[PROBLEM TO SOLVE]
Locate and copy all lines bearing the word "Установить".

[DATA LISTING]
════
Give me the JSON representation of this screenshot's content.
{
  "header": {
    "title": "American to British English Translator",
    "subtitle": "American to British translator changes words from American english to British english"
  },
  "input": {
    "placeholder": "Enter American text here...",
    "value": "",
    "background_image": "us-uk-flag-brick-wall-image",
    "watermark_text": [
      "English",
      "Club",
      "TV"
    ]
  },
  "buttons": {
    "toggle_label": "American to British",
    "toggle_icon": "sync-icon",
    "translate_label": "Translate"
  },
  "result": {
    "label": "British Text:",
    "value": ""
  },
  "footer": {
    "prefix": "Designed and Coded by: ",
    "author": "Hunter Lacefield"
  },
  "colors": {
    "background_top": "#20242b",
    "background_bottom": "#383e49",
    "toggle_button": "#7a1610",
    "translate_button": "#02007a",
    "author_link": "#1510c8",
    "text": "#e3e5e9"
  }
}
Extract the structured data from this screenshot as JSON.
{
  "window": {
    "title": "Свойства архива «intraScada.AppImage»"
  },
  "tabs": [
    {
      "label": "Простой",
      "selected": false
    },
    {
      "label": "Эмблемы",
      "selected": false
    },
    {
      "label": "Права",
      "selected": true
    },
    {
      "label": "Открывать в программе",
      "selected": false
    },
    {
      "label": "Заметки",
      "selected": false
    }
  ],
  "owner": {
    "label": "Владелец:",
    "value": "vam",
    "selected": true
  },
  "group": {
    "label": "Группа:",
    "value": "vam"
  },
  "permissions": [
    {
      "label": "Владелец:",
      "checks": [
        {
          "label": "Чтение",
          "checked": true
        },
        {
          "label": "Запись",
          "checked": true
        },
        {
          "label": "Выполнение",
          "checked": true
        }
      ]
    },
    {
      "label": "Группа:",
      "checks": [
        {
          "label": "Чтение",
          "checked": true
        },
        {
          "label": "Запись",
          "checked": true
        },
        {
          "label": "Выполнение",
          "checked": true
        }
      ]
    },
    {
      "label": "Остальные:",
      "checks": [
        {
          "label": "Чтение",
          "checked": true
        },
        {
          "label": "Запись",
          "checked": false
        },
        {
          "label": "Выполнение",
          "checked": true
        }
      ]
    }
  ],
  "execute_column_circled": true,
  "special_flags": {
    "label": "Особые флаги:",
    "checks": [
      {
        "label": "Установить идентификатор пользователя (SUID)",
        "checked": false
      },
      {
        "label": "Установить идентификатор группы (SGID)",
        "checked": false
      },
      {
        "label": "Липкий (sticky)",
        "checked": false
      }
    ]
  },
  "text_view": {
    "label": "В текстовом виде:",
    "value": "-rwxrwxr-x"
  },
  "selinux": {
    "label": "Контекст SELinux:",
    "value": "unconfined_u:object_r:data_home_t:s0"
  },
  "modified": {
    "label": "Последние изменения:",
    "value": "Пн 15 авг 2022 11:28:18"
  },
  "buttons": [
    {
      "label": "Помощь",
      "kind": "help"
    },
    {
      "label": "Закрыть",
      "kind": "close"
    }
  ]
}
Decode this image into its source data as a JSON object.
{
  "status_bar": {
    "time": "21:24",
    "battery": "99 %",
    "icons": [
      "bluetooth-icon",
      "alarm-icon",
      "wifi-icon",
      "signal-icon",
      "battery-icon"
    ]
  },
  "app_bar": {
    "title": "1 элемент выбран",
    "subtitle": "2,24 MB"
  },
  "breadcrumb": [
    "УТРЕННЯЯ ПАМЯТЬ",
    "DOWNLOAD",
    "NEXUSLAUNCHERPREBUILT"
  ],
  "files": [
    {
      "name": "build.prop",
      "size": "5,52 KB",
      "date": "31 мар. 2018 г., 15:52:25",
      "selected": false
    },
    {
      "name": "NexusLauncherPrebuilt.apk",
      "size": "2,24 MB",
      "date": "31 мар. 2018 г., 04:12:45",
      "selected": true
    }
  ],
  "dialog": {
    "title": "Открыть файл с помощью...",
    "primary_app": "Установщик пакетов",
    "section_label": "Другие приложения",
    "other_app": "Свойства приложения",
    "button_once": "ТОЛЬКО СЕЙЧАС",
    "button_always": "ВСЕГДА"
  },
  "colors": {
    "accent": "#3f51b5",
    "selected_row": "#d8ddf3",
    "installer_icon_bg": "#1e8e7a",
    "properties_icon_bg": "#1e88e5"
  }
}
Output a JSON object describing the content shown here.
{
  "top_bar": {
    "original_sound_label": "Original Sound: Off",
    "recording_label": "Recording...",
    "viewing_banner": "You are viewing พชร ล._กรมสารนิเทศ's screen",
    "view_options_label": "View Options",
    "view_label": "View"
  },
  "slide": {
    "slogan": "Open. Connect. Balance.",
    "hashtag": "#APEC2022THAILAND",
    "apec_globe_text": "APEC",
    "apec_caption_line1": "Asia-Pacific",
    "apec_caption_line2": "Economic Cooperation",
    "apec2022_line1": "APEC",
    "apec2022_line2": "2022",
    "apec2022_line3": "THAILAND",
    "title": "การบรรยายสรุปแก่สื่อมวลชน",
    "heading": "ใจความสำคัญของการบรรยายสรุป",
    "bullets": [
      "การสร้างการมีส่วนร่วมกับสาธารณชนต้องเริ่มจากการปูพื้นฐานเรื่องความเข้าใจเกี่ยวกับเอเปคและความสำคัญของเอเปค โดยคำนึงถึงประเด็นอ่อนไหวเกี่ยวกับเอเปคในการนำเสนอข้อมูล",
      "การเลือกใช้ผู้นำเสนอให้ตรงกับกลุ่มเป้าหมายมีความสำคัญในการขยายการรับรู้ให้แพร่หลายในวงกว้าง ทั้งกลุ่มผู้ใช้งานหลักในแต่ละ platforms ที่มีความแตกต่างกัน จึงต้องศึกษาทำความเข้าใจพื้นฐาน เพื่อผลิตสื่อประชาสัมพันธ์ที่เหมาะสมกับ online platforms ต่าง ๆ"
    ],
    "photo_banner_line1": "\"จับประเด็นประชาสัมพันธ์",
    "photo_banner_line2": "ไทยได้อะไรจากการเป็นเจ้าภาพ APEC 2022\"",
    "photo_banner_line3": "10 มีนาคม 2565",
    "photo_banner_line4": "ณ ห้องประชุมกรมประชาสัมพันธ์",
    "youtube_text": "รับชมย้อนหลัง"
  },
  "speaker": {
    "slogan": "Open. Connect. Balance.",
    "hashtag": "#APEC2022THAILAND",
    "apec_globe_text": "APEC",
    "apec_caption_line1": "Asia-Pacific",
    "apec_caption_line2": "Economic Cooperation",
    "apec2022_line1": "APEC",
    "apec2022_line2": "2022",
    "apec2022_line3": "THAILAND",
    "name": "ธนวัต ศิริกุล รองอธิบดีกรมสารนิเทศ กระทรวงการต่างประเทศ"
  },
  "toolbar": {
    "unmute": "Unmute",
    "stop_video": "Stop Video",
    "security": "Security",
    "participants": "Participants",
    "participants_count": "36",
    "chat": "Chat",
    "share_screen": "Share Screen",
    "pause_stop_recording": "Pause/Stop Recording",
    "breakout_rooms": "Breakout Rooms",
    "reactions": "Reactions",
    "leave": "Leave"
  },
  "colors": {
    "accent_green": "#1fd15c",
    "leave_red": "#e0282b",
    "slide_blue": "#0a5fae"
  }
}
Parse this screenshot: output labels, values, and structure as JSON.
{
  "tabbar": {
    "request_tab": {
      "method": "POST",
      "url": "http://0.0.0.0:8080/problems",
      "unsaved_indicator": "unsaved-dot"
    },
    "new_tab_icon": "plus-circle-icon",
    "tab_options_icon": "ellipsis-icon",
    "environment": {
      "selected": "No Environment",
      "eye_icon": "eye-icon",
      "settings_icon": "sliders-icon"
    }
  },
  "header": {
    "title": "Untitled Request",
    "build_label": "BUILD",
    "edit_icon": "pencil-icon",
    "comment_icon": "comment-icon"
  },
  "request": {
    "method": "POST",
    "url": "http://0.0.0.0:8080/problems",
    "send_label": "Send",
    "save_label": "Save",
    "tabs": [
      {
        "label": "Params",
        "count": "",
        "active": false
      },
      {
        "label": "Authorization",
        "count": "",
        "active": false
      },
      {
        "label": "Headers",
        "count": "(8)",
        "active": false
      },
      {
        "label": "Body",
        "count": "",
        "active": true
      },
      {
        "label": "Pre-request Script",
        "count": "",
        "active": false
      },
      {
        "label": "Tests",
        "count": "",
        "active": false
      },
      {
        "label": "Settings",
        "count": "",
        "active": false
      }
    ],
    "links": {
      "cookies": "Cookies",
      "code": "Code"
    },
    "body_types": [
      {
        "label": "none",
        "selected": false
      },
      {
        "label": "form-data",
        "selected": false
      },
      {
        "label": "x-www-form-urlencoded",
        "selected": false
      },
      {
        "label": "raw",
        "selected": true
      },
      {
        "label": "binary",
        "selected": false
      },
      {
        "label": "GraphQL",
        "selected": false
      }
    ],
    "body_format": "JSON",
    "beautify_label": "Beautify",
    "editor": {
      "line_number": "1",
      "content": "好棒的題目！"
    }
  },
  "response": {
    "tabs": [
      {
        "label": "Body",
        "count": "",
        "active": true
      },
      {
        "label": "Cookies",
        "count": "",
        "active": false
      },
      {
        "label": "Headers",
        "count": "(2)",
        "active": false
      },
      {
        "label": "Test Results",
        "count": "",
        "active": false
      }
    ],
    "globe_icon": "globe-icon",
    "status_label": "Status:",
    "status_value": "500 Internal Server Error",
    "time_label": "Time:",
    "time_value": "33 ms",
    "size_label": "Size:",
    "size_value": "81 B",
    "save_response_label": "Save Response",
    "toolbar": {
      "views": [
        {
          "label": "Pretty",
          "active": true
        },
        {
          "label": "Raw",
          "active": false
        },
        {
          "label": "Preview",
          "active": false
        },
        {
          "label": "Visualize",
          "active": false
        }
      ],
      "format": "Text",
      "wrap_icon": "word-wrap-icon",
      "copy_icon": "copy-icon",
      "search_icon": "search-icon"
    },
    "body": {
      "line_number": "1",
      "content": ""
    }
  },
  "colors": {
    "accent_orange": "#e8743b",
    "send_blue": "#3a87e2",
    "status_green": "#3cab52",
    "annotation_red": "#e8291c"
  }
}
════
[WRITTEN REPLY]
        "label": "Установить идентификатор пользователя (SUID)",
        "label": "Установить идентификатор группы (SGID)",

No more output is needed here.